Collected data

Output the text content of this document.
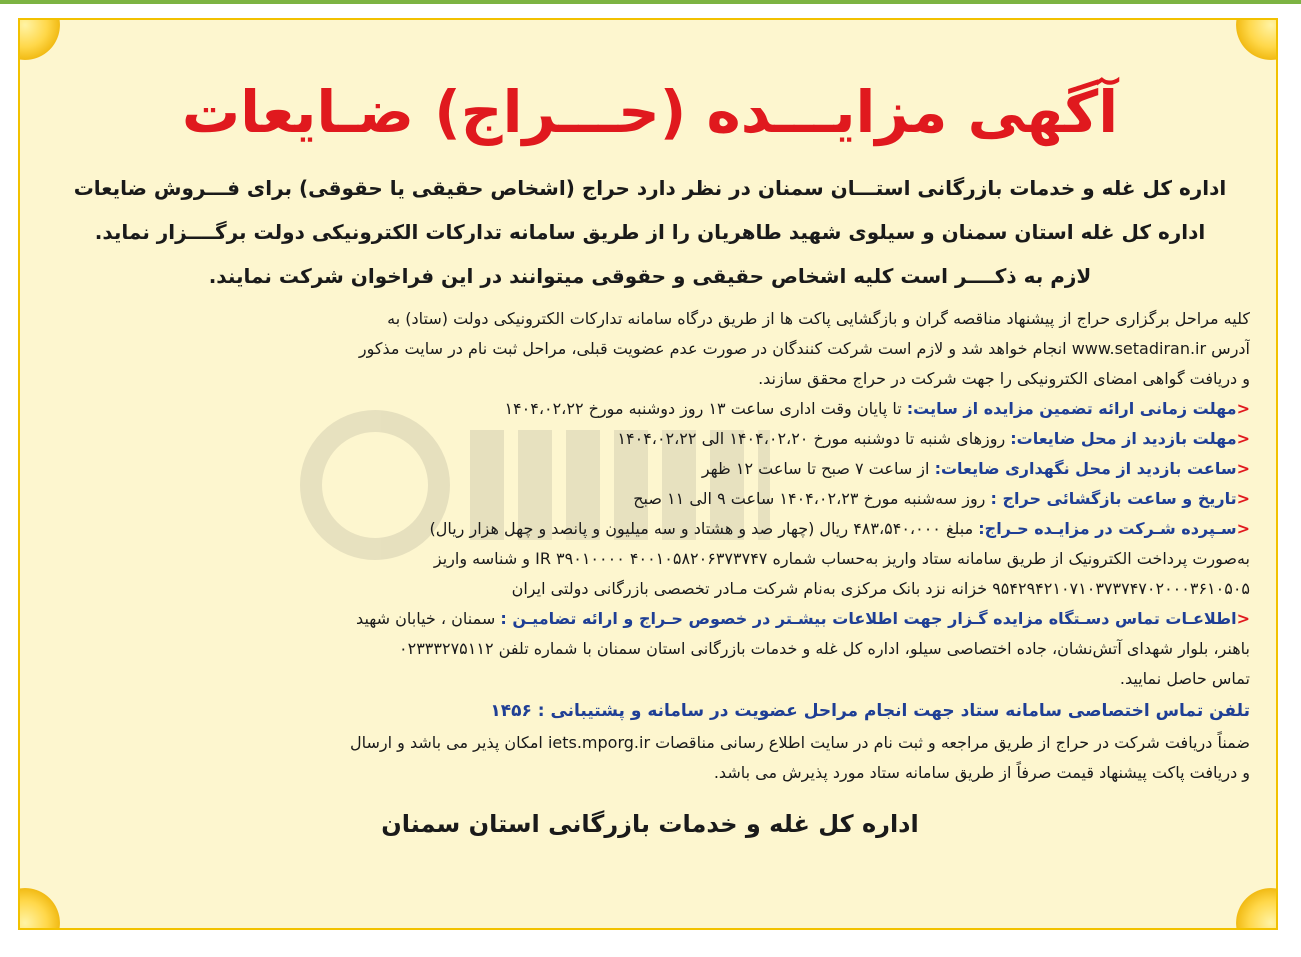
آگهی مزایـــده (حـــراج) ضـایعات
اداره کل غله و خدمات بازرگانی استـــان سمنان در نظر دارد حراج (اشخاص حقیقی یا حقوقی) برای فـــروش ضایعات
اداره کل غله استان سمنان و سیلوی شهید طاهریان را از طریق سامانه تدارکات الکترونیکی دولت برگــــزار نماید.
لازم به ذکــــر است کلیه اشخاص حقیقی و حقوقی میتوانند در این فراخوان شرکت نمایند.
کلیه مراحل برگزاری حراج از پیشنهاد مناقصه گران و بازگشایی پاکت ها از طریق درگاه سامانه تدارکات الکترونیکی دولت (ستاد) به
آدرس www.setadiran.ir انجام خواهد شد و لازم است شرکت کنندگان در صورت عدم عضویت قبلی، مراحل ثبت نام در سایت مذکور
و دریافت گواهی امضای الکترونیکی را جهت شرکت در حراج محقق سازند.
<مهلت زمانی ارائه تضمین مزایده از سایت: تا پایان وقت اداری ساعت ۱۳ روز دوشنبه مورخ ۱۴۰۴،۰۲،۲۲
<مهلت بازدید از محل ضایعات: روزهای شنبه تا دوشنبه مورخ ۱۴۰۴،۰۲،۲۰ الی ۱۴۰۴،۰۲،۲۲
<ساعت بازدید از محل نگهداری ضایعات: از ساعت ۷ صبح تا ساعت ۱۲ ظهر
<تاریخ و ساعت بازگشائی حراج : روز سه‌شنبه مورخ ۱۴۰۴،۰۲،۲۳ ساعت ۹ الی ۱۱ صبح
<سـپرده شـرکت در مزایـده حـراج: مبلغ ۴۸۳،۵۴۰،۰۰۰ ریال (چهار صد و هشتاد و سه میلیون و پانصد و چهل هزار ریال)
به‌صورت پرداخت الکترونیک از طریق سامانه ستاد واریز به‌حساب شماره ۴۰۰۱۰۵۸۲۰۶۳۷۳۷۴۷ IR ۳۹۰۱۰۰۰۰ و شناسه واریز
۹۵۴۲۹۴۲۱۰۷۱۰۳۷۳۷۴۷۰۲۰۰۰۳۶۱۰۵۰۵ خزانه نزد بانک مرکزی به‌نام شرکت مـادر تخصصی بازرگانی دولتی ایران
<اطلاعـات تماس دسـتگاه مزایده گـزار جهت اطلاعات بیشـتر در خصوص حـراج و ارائه تضامیـن : سمنان ، خیابان شهید
باهنر، بلوار شهدای آتش‌نشان، جاده اختصاصی سیلو، اداره کل غله و خدمات بازرگانی استان سمنان با شماره تلفن ۰۲۳۳۳۲۷۵۱۱۲
تماس حاصل نمایید.
تلفن تماس اختصاصی سامانه ستاد جهت انجام مراحل عضویت در سامانه و پشتیبانی : ۱۴۵۶
ضمناً دریافت شرکت در حراج از طریق مراجعه و ثبت نام در سایت اطلاع رسانی مناقصات iets.mporg.ir امکان پذیر می باشد و ارسال
و دریافت پاکت پیشنهاد قیمت صرفاً از طریق سامانه ستاد مورد پذیرش می باشد.
اداره کل غله و خدمات بازرگانی استان سمنان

What is required: Leave images out of the retyped records; keep all else exact.

Completed exercise:
Output the text content of this document.
آگهی مزایـــده (حـــراج) ضـایعات
اداره کل غله و خدمات بازرگانی استـــان سمنان در نظر دارد حراج (اشخاص حقیقی یا حقوقی) برای فـــروش ضایعات
اداره کل غله استان سمنان و سیلوی شهید طاهریان را از طریق سامانه تدارکات الکترونیکی دولت برگــــزار نماید.
لازم به ذکــــر است کلیه اشخاص حقیقی و حقوقی میتوانند در این فراخوان شرکت نمایند.
کلیه مراحل برگزاری حراج از پیشنهاد مناقصه گران و بازگشایی پاکت ها از طریق درگاه سامانه تدارکات الکترونیکی دولت (ستاد) به
آدرس www.setadiran.ir انجام خواهد شد و لازم است شرکت کنندگان در صورت عدم عضویت قبلی، مراحل ثبت نام در سایت مذکور
و دریافت گواهی امضای الکترونیکی را جهت شرکت در حراج محقق سازند.
<مهلت زمانی ارائه تضمین مزایده از سایت: تا پایان وقت اداری ساعت ۱۳ روز دوشنبه مورخ ۱۴۰۴،۰۲،۲۲
<مهلت بازدید از محل ضایعات: روزهای شنبه تا دوشنبه مورخ ۱۴۰۴،۰۲،۲۰ الی ۱۴۰۴،۰۲،۲۲
<ساعت بازدید از محل نگهداری ضایعات: از ساعت ۷ صبح تا ساعت ۱۲ ظهر
<تاریخ و ساعت بازگشائی حراج : روز سه‌شنبه مورخ ۱۴۰۴،۰۲،۲۳ ساعت ۹ الی ۱۱ صبح
<سـپرده شـرکت در مزایـده حـراج: مبلغ ۴۸۳،۵۴۰،۰۰۰ ریال (چهار صد و هشتاد و سه میلیون و پانصد و چهل هزار ریال)
به‌صورت پرداخت الکترونیک از طریق سامانه ستاد واریز به‌حساب شماره ۴۰۰۱۰۵۸۲۰۶۳۷۳۷۴۷ IR ۳۹۰۱۰۰۰۰ و شناسه واریز
۹۵۴۲۹۴۲۱۰۷۱۰۳۷۳۷۴۷۰۲۰۰۰۳۶۱۰۵۰۵ خزانه نزد بانک مرکزی به‌نام شرکت مـادر تخصصی بازرگانی دولتی ایران
<اطلاعـات تماس دسـتگاه مزایده گـزار جهت اطلاعات بیشـتر در خصوص حـراج و ارائه تضامیـن : سمنان ، خیابان شهید
باهنر، بلوار شهدای آتش‌نشان، جاده اختصاصی سیلو، اداره کل غله و خدمات بازرگانی استان سمنان با شماره تلفن ۰۲۳۳۳۲۷۵۱۱۲
تماس حاصل نمایید.
تلفن تماس اختصاصی سامانه ستاد جهت انجام مراحل عضویت در سامانه و پشتیبانی : ۱۴۵۶
ضمناً دریافت شرکت در حراج از طریق مراجعه و ثبت نام در سایت اطلاع رسانی مناقصات iets.mporg.ir امکان پذیر می باشد و ارسال
و دریافت پاکت پیشنهاد قیمت صرفاً از طریق سامانه ستاد مورد پذیرش می باشد.
اداره کل غله و خدمات بازرگانی استان سمنان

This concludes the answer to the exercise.